The records below must be retyped exactly.
-- begin --
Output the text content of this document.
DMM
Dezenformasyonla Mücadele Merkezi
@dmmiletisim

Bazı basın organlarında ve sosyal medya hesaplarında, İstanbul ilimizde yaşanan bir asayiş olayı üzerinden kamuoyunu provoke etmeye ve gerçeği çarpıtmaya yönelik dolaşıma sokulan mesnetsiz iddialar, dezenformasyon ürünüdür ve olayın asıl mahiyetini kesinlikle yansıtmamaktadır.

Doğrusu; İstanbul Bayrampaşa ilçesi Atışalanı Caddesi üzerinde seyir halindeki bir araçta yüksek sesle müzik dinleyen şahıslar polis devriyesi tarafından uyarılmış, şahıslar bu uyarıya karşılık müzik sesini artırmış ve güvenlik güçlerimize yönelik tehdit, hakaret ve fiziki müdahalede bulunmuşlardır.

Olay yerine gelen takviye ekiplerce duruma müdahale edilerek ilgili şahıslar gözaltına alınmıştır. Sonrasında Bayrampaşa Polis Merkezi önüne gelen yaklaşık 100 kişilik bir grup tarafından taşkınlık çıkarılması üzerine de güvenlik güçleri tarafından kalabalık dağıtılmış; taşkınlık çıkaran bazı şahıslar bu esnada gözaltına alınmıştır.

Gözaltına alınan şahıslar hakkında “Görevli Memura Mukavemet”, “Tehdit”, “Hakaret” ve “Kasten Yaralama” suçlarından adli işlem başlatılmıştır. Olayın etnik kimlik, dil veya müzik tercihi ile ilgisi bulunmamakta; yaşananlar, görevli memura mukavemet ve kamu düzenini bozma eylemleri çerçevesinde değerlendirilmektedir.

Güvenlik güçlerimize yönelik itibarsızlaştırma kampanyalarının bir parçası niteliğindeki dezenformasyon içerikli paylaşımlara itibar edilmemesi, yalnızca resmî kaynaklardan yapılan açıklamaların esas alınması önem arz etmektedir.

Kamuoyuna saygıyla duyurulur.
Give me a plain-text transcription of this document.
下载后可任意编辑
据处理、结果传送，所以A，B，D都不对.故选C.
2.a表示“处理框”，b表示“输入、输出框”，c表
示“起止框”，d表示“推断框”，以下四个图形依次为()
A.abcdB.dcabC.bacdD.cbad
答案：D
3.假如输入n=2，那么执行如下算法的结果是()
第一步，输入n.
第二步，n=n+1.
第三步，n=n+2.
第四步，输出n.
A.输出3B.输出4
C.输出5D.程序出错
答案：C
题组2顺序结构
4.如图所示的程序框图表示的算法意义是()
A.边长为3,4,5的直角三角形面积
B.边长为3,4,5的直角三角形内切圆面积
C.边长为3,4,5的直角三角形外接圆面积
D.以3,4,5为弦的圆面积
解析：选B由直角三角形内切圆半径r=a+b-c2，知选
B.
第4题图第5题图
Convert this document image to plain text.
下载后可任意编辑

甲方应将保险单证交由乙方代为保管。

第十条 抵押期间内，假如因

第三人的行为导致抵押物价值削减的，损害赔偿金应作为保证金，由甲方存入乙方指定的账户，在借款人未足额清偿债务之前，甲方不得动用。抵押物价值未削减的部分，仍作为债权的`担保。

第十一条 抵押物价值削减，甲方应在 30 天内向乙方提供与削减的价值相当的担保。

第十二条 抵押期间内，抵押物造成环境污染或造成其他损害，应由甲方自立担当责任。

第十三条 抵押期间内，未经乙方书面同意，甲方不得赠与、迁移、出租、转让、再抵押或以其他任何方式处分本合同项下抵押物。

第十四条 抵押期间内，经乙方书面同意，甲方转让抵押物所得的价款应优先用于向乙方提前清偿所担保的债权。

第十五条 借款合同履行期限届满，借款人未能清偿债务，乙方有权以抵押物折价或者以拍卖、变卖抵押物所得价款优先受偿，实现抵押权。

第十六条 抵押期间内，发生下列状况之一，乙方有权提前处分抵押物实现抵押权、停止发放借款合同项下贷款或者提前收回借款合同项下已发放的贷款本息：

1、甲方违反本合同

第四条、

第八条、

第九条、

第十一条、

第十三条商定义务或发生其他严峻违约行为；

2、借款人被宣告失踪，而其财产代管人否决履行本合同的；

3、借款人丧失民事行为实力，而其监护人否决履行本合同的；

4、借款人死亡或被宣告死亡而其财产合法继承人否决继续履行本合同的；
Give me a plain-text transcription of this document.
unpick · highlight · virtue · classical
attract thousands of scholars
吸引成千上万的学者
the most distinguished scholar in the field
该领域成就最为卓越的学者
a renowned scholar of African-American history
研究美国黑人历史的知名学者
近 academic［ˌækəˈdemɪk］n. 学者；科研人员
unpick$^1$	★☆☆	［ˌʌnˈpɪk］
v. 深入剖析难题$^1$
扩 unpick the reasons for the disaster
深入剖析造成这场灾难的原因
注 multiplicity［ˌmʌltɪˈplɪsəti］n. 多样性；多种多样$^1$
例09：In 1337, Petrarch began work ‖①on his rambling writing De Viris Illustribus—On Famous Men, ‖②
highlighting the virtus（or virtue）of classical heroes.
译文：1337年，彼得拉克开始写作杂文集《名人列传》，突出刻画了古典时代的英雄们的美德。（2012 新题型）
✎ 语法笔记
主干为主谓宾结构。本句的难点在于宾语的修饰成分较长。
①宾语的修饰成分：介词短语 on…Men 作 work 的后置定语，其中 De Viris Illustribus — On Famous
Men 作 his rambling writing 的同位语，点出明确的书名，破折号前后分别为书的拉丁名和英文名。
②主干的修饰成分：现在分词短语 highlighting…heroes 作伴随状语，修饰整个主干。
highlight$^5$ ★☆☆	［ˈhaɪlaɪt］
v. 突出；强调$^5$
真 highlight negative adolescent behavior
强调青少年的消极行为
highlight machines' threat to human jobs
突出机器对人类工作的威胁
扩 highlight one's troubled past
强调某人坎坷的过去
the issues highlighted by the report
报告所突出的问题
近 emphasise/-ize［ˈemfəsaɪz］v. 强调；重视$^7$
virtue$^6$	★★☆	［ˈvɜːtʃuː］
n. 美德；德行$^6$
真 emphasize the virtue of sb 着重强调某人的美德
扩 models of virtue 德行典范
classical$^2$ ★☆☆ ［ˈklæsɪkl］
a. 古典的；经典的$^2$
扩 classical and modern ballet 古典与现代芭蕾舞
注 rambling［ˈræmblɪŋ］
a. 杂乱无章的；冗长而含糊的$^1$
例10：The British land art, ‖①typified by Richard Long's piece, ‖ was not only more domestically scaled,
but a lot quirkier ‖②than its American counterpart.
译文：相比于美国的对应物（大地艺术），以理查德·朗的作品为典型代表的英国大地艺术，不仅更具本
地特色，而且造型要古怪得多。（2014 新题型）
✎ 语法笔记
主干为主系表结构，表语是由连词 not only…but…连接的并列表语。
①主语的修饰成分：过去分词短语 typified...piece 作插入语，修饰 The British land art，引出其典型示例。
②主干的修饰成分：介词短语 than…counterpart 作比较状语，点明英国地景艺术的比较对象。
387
-- end --
* _RESULT BELOW_
Output the text content of this document.
DMM
Dezenformasyonla Mücadele Merkezi
@dmmiletisim

Bazı basın organlarında ve sosyal medya hesaplarında, İstanbul ilimizde yaşanan bir asayiş olayı üzerinden kamuoyunu provoke etmeye ve gerçeği çarpıtmaya yönelik dolaşıma sokulan mesnetsiz iddialar, dezenformasyon ürünüdür ve olayın asıl mahiyetini kesinlikle yansıtmamaktadır.

Doğrusu; İstanbul Bayrampaşa ilçesi Atışalanı Caddesi üzerinde seyir halindeki bir araçta yüksek sesle müzik dinleyen şahıslar polis devriyesi tarafından uyarılmış, şahıslar bu uyarıya karşılık müzik sesini artırmış ve güvenlik güçlerimize yönelik tehdit, hakaret ve fiziki müdahalede bulunmuşlardır.

Olay yerine gelen takviye ekiplerce duruma müdahale edilerek ilgili şahıslar gözaltına alınmıştır. Sonrasında Bayrampaşa Polis Merkezi önüne gelen yaklaşık 100 kişilik bir grup tarafından taşkınlık çıkarılması üzerine de güvenlik güçleri tarafından kalabalık dağıtılmış; taşkınlık çıkaran bazı şahıslar bu esnada gözaltına alınmıştır.

Gözaltına alınan şahıslar hakkında “Görevli Memura Mukavemet”, “Tehdit”, “Hakaret” ve “Kasten Yaralama” suçlarından adli işlem başlatılmıştır. Olayın etnik kimlik, dil veya müzik tercihi ile ilgisi bulunmamakta; yaşananlar, görevli memura mukavemet ve kamu düzenini bozma eylemleri çerçevesinde değerlendirilmektedir.

Güvenlik güçlerimize yönelik itibarsızlaştırma kampanyalarının bir parçası niteliğindeki dezenformasyon içerikli paylaşımlara itibar edilmemesi, yalnızca resmî kaynaklardan yapılan açıklamaların esas alınması önem arz etmektedir.

Kamuoyuna saygıyla duyurulur.
Give me a plain-text transcription of this document.
下载后可任意编辑
据处理、结果传送，所以A，B，D都不对.故选C.
2.a表示“处理框”，b表示“输入、输出框”，c表
示“起止框”，d表示“推断框”，以下四个图形依次为()
A.abcdB.dcabC.bacdD.cbad
答案：D
3.假如输入n=2，那么执行如下算法的结果是()
第一步，输入n.
第二步，n=n+1.
第三步，n=n+2.
第四步，输出n.
A.输出3B.输出4
C.输出5D.程序出错
答案：C
题组2顺序结构
4.如图所示的程序框图表示的算法意义是()
A.边长为3,4,5的直角三角形面积
B.边长为3,4,5的直角三角形内切圆面积
C.边长为3,4,5的直角三角形外接圆面积
D.以3,4,5为弦的圆面积
解析：选B由直角三角形内切圆半径r=a+b-c2，知选
B.
第4题图第5题图
Convert this document image to plain text.
下载后可任意编辑

甲方应将保险单证交由乙方代为保管。

第十条 抵押期间内，假如因

第三人的行为导致抵押物价值削减的，损害赔偿金应作为保证金，由甲方存入乙方指定的账户，在借款人未足额清偿债务之前，甲方不得动用。抵押物价值未削减的部分，仍作为债权的`担保。

第十一条 抵押物价值削减，甲方应在 30 天内向乙方提供与削减的价值相当的担保。

第十二条 抵押期间内，抵押物造成环境污染或造成其他损害，应由甲方自立担当责任。

第十三条 抵押期间内，未经乙方书面同意，甲方不得赠与、迁移、出租、转让、再抵押或以其他任何方式处分本合同项下抵押物。

第十四条 抵押期间内，经乙方书面同意，甲方转让抵押物所得的价款应优先用于向乙方提前清偿所担保的债权。

第十五条 借款合同履行期限届满，借款人未能清偿债务，乙方有权以抵押物折价或者以拍卖、变卖抵押物所得价款优先受偿，实现抵押权。

第十六条 抵押期间内，发生下列状况之一，乙方有权提前处分抵押物实现抵押权、停止发放借款合同项下贷款或者提前收回借款合同项下已发放的贷款本息：

1、甲方违反本合同

第四条、

第八条、

第九条、

第十一条、

第十三条商定义务或发生其他严峻违约行为；

2、借款人被宣告失踪，而其财产代管人否决履行本合同的；

3、借款人丧失民事行为实力，而其监护人否决履行本合同的；

4、借款人死亡或被宣告死亡而其财产合法继承人否决继续履行本合同的；
Give me a plain-text transcription of this document.
unpick · highlight · virtue · classical
attract thousands of scholars
吸引成千上万的学者
the most distinguished scholar in the field
该领域成就最为卓越的学者
a renowned scholar of African-American history
研究美国黑人历史的知名学者
近 academic［ˌækəˈdemɪk］n. 学者；科研人员
unpick$^1$	★☆☆	［ˌʌnˈpɪk］
v. 深入剖析难题$^1$
扩 unpick the reasons for the disaster
深入剖析造成这场灾难的原因
注 multiplicity［ˌmʌltɪˈplɪsəti］n. 多样性；多种多样$^1$
例09：In 1337, Petrarch began work ‖①on his rambling writing De Viris Illustribus—On Famous Men, ‖②
highlighting the virtus（or virtue）of classical heroes.
译文：1337年，彼得拉克开始写作杂文集《名人列传》，突出刻画了古典时代的英雄们的美德。（2012 新题型）
✎ 语法笔记
主干为主谓宾结构。本句的难点在于宾语的修饰成分较长。
①宾语的修饰成分：介词短语 on…Men 作 work 的后置定语，其中 De Viris Illustribus — On Famous
Men 作 his rambling writing 的同位语，点出明确的书名，破折号前后分别为书的拉丁名和英文名。
②主干的修饰成分：现在分词短语 highlighting…heroes 作伴随状语，修饰整个主干。
highlight$^5$ ★☆☆	［ˈhaɪlaɪt］
v. 突出；强调$^5$
真 highlight negative adolescent behavior
强调青少年的消极行为
highlight machines' threat to human jobs
突出机器对人类工作的威胁
扩 highlight one's troubled past
强调某人坎坷的过去
the issues highlighted by the report
报告所突出的问题
近 emphasise/-ize［ˈemfəsaɪz］v. 强调；重视$^7$
virtue$^6$	★★☆	［ˈvɜːtʃuː］
n. 美德；德行$^6$
真 emphasize the virtue of sb 着重强调某人的美德
扩 models of virtue 德行典范
classical$^2$ ★☆☆ ［ˈklæsɪkl］
a. 古典的；经典的$^2$
扩 classical and modern ballet 古典与现代芭蕾舞
注 rambling［ˈræmblɪŋ］
a. 杂乱无章的；冗长而含糊的$^1$
例10：The British land art, ‖①typified by Richard Long's piece, ‖ was not only more domestically scaled,
but a lot quirkier ‖②than its American counterpart.
译文：相比于美国的对应物（大地艺术），以理查德·朗的作品为典型代表的英国大地艺术，不仅更具本
地特色，而且造型要古怪得多。（2014 新题型）
✎ 语法笔记
主干为主系表结构，表语是由连词 not only…but…连接的并列表语。
①主语的修饰成分：过去分词短语 typified...piece 作插入语，修饰 The British land art，引出其典型示例。
②主干的修饰成分：介词短语 than…counterpart 作比较状语，点明英国地景艺术的比较对象。
387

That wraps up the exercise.